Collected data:
-- Start --

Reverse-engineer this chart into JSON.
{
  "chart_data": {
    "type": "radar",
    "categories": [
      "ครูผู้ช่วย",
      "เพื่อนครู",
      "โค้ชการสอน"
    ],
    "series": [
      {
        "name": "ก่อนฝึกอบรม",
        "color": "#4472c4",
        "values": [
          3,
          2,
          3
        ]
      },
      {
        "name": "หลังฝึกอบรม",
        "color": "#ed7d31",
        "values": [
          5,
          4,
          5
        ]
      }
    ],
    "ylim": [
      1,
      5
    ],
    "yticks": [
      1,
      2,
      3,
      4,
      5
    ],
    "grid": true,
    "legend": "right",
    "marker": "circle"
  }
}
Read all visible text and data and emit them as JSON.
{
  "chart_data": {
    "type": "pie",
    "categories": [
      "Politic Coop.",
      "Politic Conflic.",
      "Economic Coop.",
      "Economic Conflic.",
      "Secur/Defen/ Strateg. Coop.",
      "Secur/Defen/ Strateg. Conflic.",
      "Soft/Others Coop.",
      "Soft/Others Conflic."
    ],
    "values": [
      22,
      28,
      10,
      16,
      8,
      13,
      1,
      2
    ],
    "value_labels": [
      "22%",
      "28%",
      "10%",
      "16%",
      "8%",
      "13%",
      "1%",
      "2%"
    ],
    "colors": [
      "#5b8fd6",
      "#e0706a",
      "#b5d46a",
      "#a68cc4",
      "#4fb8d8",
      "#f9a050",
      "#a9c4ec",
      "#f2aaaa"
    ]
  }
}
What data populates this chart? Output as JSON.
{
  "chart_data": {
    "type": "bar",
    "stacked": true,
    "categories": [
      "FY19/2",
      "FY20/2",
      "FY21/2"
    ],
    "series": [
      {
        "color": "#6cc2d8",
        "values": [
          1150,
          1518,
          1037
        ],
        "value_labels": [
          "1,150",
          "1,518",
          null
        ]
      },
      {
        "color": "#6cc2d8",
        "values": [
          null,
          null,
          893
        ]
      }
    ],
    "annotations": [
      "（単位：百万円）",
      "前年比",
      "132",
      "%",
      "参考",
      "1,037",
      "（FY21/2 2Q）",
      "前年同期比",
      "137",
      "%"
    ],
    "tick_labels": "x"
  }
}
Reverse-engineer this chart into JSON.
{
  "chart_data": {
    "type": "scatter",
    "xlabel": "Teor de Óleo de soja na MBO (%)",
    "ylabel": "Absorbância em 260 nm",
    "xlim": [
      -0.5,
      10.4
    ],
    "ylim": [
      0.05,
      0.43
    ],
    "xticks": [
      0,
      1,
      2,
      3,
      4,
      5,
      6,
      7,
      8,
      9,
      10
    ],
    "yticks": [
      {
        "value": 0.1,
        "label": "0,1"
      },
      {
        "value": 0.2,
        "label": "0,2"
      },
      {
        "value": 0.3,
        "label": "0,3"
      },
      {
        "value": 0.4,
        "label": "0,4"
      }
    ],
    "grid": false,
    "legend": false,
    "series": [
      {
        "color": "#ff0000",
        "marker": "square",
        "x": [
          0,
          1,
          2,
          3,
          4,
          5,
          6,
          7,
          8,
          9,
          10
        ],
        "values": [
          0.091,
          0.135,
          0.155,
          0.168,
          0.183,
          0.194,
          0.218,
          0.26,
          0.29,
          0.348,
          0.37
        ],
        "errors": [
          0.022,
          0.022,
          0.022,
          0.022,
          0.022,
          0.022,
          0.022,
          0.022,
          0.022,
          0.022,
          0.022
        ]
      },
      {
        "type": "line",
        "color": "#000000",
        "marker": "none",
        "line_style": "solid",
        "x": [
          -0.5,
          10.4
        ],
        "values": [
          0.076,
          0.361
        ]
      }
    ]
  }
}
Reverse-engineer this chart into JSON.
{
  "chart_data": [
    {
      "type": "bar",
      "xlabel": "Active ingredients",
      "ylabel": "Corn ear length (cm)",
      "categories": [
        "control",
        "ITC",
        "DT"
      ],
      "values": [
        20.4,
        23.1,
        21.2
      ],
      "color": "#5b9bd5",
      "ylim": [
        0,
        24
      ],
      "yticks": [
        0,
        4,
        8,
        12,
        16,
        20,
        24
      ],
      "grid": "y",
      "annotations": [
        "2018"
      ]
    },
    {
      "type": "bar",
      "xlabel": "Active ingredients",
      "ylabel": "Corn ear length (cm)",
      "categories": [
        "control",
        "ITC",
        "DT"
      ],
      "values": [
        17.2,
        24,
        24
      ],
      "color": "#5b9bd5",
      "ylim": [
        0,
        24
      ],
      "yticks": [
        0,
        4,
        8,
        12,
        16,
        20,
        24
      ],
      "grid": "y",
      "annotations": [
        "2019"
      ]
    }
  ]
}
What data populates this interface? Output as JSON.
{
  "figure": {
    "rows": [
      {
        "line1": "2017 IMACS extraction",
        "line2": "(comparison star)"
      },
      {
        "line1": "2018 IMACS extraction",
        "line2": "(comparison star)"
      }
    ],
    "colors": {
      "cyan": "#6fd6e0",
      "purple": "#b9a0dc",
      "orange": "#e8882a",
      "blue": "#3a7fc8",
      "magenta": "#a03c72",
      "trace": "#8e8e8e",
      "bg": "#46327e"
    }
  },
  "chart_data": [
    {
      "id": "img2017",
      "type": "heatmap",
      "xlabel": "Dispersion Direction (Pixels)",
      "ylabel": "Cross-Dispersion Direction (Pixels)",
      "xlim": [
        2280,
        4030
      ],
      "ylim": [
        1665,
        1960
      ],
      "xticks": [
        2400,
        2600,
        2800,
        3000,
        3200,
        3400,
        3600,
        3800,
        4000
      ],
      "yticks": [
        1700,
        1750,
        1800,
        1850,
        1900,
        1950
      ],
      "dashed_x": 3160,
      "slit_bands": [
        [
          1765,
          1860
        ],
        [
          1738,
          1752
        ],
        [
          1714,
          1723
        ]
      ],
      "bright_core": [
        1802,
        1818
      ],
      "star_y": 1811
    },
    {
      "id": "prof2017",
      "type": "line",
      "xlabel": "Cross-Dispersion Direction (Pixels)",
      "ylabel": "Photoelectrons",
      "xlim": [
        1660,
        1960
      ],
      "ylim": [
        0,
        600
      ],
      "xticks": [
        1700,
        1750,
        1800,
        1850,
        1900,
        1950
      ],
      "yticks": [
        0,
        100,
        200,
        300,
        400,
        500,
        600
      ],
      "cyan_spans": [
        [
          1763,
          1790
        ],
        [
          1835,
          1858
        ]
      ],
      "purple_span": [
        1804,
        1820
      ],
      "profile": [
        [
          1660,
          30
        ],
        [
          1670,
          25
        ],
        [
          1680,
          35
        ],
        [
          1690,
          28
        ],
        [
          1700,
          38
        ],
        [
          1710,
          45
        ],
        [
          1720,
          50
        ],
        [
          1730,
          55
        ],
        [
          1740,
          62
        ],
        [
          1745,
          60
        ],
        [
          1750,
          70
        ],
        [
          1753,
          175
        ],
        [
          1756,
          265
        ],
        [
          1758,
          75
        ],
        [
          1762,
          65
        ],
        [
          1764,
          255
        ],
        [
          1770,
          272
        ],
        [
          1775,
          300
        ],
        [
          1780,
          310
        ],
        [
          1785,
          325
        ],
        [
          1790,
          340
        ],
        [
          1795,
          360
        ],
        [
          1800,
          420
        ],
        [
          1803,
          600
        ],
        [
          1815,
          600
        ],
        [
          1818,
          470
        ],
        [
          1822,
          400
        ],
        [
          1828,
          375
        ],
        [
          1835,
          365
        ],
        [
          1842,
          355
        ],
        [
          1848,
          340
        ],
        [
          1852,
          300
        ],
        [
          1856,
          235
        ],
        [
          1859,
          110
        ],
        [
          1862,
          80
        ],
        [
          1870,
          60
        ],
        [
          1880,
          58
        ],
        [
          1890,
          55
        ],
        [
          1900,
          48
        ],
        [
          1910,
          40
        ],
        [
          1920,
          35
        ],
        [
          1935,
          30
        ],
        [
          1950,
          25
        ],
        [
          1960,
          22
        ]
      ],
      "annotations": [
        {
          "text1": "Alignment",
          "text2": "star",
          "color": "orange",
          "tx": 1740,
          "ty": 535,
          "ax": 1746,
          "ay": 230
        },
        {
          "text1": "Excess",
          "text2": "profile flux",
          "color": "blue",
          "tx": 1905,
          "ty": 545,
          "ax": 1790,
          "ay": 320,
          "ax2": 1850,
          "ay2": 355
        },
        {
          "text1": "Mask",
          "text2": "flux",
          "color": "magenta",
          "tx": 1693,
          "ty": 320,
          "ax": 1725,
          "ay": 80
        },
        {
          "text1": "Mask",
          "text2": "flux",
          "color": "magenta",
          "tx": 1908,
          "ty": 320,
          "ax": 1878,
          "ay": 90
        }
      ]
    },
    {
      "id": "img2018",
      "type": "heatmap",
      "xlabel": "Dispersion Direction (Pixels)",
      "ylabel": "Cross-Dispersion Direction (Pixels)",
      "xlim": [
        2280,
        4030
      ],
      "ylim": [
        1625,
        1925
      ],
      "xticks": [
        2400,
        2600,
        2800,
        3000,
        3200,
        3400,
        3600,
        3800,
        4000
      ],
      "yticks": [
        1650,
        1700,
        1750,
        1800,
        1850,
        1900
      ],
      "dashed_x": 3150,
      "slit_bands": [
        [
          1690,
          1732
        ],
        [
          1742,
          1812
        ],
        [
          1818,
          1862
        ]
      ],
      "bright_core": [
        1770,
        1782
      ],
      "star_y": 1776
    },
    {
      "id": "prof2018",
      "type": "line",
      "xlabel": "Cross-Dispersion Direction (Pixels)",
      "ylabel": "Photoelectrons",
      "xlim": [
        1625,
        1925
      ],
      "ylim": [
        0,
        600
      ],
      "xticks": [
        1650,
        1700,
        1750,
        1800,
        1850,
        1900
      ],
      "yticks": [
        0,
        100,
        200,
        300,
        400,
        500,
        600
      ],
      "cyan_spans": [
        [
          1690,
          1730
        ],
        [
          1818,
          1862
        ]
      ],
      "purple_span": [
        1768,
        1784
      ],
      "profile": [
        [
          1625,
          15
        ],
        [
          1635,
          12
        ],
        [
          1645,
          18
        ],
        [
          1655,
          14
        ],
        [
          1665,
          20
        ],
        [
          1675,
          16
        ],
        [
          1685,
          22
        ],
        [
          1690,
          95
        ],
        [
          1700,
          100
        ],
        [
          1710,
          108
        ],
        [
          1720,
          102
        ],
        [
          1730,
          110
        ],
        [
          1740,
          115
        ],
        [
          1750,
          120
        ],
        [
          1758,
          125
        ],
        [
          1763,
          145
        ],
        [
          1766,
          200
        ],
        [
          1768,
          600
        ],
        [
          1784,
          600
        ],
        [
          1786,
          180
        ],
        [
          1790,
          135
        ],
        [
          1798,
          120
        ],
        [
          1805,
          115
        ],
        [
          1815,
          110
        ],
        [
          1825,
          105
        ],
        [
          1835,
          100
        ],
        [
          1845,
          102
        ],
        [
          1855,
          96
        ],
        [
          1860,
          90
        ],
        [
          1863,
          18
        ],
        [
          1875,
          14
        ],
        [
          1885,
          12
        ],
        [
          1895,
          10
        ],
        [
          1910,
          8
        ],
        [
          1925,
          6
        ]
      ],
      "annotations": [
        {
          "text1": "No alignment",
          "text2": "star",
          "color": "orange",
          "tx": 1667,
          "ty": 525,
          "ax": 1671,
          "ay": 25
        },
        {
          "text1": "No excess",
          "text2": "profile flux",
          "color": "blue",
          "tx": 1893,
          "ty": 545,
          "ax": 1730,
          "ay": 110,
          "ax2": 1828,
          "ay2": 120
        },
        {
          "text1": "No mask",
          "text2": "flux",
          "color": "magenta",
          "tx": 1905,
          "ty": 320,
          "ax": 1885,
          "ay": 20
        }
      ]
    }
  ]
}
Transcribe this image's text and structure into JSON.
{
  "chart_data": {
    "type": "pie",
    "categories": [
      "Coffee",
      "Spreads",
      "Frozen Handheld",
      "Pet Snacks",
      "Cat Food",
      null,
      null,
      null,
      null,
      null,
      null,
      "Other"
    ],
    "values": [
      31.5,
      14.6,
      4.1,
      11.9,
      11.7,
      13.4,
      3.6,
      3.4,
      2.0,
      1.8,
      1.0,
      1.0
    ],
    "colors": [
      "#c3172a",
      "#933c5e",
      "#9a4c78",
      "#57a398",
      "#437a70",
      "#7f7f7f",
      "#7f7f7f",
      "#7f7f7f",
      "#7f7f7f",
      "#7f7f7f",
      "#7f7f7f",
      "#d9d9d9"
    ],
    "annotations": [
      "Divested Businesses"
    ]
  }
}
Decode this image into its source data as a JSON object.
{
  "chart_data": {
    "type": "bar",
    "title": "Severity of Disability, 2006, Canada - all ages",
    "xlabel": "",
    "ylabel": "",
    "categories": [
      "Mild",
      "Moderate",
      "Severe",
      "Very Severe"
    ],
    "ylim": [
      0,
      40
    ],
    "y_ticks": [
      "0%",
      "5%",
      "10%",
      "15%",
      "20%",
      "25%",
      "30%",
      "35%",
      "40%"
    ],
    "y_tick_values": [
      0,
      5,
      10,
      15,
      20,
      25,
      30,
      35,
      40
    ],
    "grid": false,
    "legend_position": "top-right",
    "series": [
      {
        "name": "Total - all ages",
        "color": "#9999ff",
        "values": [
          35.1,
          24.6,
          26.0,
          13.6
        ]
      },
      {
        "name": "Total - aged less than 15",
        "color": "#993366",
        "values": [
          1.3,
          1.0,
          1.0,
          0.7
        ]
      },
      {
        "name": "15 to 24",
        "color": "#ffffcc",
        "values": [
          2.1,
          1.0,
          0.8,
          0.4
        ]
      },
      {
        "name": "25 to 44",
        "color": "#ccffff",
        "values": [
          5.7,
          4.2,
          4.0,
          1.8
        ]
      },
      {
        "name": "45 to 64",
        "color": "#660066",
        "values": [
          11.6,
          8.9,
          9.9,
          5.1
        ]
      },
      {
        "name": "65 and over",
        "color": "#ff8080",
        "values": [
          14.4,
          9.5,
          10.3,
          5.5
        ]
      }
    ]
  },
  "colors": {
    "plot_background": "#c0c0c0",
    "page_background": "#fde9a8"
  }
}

-- End --

Going through the records above, state how many lines carry "populates", with no other text.

2